SUPPLIED DATA:
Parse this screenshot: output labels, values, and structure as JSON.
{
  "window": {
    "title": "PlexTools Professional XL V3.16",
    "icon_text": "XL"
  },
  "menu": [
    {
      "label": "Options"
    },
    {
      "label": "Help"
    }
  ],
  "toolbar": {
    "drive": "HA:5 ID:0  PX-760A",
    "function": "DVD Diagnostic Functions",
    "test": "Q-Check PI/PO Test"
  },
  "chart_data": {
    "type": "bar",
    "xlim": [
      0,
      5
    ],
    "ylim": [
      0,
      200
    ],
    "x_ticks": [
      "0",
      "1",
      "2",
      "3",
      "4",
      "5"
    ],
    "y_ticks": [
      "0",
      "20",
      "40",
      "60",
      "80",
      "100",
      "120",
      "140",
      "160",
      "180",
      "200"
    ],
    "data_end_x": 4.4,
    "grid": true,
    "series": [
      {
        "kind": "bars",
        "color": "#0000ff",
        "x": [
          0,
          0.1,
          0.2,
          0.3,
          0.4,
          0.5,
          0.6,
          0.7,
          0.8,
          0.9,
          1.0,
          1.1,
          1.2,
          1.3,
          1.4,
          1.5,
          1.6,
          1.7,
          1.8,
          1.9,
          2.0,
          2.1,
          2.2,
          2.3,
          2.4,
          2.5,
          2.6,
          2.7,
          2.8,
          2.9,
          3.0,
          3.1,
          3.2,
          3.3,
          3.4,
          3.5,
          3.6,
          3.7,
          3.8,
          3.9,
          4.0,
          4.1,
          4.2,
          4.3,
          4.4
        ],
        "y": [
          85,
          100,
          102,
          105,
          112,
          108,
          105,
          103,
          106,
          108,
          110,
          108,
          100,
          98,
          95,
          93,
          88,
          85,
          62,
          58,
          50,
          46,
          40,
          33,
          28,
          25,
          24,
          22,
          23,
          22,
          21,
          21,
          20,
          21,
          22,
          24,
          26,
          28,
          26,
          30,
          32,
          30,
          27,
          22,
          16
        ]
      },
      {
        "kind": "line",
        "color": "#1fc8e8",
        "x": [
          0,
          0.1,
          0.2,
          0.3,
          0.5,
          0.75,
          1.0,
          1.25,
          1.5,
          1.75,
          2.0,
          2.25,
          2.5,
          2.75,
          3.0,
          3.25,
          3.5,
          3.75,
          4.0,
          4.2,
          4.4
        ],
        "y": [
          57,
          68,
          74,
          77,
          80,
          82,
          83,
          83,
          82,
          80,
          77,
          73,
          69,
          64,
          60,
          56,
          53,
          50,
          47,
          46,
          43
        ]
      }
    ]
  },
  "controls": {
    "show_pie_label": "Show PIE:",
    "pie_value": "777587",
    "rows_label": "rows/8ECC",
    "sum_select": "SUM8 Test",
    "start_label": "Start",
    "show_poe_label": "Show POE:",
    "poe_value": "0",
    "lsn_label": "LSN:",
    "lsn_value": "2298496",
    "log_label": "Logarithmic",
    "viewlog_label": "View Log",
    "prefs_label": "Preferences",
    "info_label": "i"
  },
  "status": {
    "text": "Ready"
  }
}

TO DO: All of the lines above must be returned exactly.

TASK RESULT:
Parse this screenshot: output labels, values, and structure as JSON.
{
  "window": {
    "title": "PlexTools Professional XL V3.16",
    "icon_text": "XL"
  },
  "menu": [
    {
      "label": "Options"
    },
    {
      "label": "Help"
    }
  ],
  "toolbar": {
    "drive": "HA:5 ID:0  PX-760A",
    "function": "DVD Diagnostic Functions",
    "test": "Q-Check PI/PO Test"
  },
  "chart_data": {
    "type": "bar",
    "xlim": [
      0,
      5
    ],
    "ylim": [
      0,
      200
    ],
    "x_ticks": [
      "0",
      "1",
      "2",
      "3",
      "4",
      "5"
    ],
    "y_ticks": [
      "0",
      "20",
      "40",
      "60",
      "80",
      "100",
      "120",
      "140",
      "160",
      "180",
      "200"
    ],
    "data_end_x": 4.4,
    "grid": true,
    "series": [
      {
        "kind": "bars",
        "color": "#0000ff",
        "x": [
          0,
          0.1,
          0.2,
          0.3,
          0.4,
          0.5,
          0.6,
          0.7,
          0.8,
          0.9,
          1.0,
          1.1,
          1.2,
          1.3,
          1.4,
          1.5,
          1.6,
          1.7,
          1.8,
          1.9,
          2.0,
          2.1,
          2.2,
          2.3,
          2.4,
          2.5,
          2.6,
          2.7,
          2.8,
          2.9,
          3.0,
          3.1,
          3.2,
          3.3,
          3.4,
          3.5,
          3.6,
          3.7,
          3.8,
          3.9,
          4.0,
          4.1,
          4.2,
          4.3,
          4.4
        ],
        "y": [
          85,
          100,
          102,
          105,
          112,
          108,
          105,
          103,
          106,
          108,
          110,
          108,
          100,
          98,
          95,
          93,
          88,
          85,
          62,
          58,
          50,
          46,
          40,
          33,
          28,
          25,
          24,
          22,
          23,
          22,
          21,
          21,
          20,
          21,
          22,
          24,
          26,
          28,
          26,
          30,
          32,
          30,
          27,
          22,
          16
        ]
      },
      {
        "kind": "line",
        "color": "#1fc8e8",
        "x": [
          0,
          0.1,
          0.2,
          0.3,
          0.5,
          0.75,
          1.0,
          1.25,
          1.5,
          1.75,
          2.0,
          2.25,
          2.5,
          2.75,
          3.0,
          3.25,
          3.5,
          3.75,
          4.0,
          4.2,
          4.4
        ],
        "y": [
          57,
          68,
          74,
          77,
          80,
          82,
          83,
          83,
          82,
          80,
          77,
          73,
          69,
          64,
          60,
          56,
          53,
          50,
          47,
          46,
          43
        ]
      }
    ]
  },
  "controls": {
    "show_pie_label": "Show PIE:",
    "pie_value": "777587",
    "rows_label": "rows/8ECC",
    "sum_select": "SUM8 Test",
    "start_label": "Start",
    "show_poe_label": "Show POE:",
    "poe_value": "0",
    "lsn_label": "LSN:",
    "lsn_value": "2298496",
    "log_label": "Logarithmic",
    "viewlog_label": "View Log",
    "prefs_label": "Preferences",
    "info_label": "i"
  },
  "status": {
    "text": "Ready"
  }
}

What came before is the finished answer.